start Provided entries
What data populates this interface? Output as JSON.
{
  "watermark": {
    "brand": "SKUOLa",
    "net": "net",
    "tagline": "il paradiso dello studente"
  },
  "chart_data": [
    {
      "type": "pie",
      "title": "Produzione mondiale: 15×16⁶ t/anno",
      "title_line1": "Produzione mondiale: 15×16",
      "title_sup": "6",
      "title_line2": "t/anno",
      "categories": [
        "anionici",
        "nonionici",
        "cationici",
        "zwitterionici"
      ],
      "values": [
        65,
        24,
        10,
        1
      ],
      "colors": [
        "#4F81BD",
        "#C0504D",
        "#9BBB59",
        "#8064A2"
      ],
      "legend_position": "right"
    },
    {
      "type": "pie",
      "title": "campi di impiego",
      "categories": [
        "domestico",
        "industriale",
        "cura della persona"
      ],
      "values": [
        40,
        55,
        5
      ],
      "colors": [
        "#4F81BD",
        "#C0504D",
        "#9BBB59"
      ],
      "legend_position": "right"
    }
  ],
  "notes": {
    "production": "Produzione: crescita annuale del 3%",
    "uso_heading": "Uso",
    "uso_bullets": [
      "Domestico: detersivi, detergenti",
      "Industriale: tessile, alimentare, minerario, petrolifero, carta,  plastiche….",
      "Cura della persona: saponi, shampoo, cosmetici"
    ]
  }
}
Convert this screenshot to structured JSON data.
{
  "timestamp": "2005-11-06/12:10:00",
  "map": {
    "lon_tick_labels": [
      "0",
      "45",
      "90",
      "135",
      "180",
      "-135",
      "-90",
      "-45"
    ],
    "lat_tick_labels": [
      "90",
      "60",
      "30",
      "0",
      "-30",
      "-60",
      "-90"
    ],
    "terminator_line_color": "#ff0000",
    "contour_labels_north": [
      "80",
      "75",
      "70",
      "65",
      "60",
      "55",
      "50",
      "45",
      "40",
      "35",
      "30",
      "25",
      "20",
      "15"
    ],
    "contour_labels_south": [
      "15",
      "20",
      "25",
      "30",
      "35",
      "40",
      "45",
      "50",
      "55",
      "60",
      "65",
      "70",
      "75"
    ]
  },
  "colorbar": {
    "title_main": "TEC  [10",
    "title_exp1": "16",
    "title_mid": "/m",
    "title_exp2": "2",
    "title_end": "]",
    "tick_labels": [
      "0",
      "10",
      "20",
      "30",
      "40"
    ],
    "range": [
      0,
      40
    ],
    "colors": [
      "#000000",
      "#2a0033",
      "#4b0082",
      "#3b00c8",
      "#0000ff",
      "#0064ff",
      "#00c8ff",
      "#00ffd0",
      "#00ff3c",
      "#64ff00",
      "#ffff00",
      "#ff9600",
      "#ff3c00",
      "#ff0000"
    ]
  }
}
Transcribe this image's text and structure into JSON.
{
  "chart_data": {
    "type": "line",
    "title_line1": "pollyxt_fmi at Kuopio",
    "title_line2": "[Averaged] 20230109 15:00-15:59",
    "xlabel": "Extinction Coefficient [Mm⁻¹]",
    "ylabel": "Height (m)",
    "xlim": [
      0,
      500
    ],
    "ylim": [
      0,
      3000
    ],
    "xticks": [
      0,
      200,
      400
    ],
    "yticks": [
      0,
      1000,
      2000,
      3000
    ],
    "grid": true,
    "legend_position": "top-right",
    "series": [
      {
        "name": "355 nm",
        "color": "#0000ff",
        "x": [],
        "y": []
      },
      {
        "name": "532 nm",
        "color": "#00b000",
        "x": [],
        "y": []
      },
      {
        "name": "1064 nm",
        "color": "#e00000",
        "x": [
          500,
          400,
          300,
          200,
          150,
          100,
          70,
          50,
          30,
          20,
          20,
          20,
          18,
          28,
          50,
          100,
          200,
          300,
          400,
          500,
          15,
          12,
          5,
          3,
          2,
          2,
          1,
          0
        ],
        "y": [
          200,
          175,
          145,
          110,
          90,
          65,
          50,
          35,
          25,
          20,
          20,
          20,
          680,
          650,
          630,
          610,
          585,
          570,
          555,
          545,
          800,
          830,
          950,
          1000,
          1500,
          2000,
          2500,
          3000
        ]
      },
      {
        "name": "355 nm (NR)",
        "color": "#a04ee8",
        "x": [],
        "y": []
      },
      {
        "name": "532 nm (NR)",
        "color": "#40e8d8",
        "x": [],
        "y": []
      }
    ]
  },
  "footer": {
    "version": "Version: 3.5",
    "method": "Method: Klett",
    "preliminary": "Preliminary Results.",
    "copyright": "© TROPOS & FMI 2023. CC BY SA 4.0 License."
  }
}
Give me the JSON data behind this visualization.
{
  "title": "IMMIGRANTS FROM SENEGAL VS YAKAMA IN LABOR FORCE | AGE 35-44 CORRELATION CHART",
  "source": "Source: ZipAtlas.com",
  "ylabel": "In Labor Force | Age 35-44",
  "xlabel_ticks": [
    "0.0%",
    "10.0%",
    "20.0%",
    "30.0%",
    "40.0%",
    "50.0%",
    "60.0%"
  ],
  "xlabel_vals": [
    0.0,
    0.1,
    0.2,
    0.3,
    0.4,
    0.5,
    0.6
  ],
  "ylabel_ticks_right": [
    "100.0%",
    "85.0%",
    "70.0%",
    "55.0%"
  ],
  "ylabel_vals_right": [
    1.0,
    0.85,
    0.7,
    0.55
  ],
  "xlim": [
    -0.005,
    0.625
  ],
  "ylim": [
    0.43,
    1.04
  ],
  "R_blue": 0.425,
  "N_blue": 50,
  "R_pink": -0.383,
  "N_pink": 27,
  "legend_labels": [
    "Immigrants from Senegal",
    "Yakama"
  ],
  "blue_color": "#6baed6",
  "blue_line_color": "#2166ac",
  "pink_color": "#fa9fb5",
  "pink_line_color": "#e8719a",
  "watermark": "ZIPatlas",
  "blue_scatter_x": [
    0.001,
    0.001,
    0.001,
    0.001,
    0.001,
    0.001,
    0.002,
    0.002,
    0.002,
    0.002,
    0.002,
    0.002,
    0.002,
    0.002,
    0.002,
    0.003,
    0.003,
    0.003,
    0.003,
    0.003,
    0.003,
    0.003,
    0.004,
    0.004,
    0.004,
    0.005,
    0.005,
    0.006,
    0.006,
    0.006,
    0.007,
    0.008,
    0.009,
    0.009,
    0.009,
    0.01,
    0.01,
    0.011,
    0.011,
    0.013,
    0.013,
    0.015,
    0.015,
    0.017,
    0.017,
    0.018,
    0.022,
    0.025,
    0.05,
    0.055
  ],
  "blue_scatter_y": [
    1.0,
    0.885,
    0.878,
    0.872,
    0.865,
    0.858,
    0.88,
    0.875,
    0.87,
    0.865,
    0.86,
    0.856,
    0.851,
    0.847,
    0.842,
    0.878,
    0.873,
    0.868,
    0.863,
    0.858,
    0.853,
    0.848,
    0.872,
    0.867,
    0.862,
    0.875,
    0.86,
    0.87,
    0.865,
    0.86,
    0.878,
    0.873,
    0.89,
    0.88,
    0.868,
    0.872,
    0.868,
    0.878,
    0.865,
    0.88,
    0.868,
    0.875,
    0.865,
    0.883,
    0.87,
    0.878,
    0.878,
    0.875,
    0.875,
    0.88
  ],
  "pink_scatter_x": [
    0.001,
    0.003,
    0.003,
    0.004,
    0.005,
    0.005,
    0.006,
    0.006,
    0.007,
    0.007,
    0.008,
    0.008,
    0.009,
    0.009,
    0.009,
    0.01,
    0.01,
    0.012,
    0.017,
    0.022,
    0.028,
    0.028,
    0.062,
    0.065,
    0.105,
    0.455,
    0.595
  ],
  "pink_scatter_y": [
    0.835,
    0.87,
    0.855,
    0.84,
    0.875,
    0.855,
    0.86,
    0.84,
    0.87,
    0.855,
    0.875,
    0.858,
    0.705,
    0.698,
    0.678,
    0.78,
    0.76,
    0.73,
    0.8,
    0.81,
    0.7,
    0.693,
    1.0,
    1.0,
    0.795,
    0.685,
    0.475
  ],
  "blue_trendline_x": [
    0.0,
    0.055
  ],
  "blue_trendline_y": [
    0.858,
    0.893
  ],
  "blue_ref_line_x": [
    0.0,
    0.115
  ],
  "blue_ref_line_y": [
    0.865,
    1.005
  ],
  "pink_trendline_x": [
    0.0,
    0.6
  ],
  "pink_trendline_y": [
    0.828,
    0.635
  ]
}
end Provided entries
# [What to work on]
From the entries above, copy every line containing the word "name".

# [Answer for this exercise]
        "name": "355 nm",
        "name": "532 nm",
        "name": "1064 nm",
        "name": "355 nm (NR)",
        "name": "532 nm (NR)",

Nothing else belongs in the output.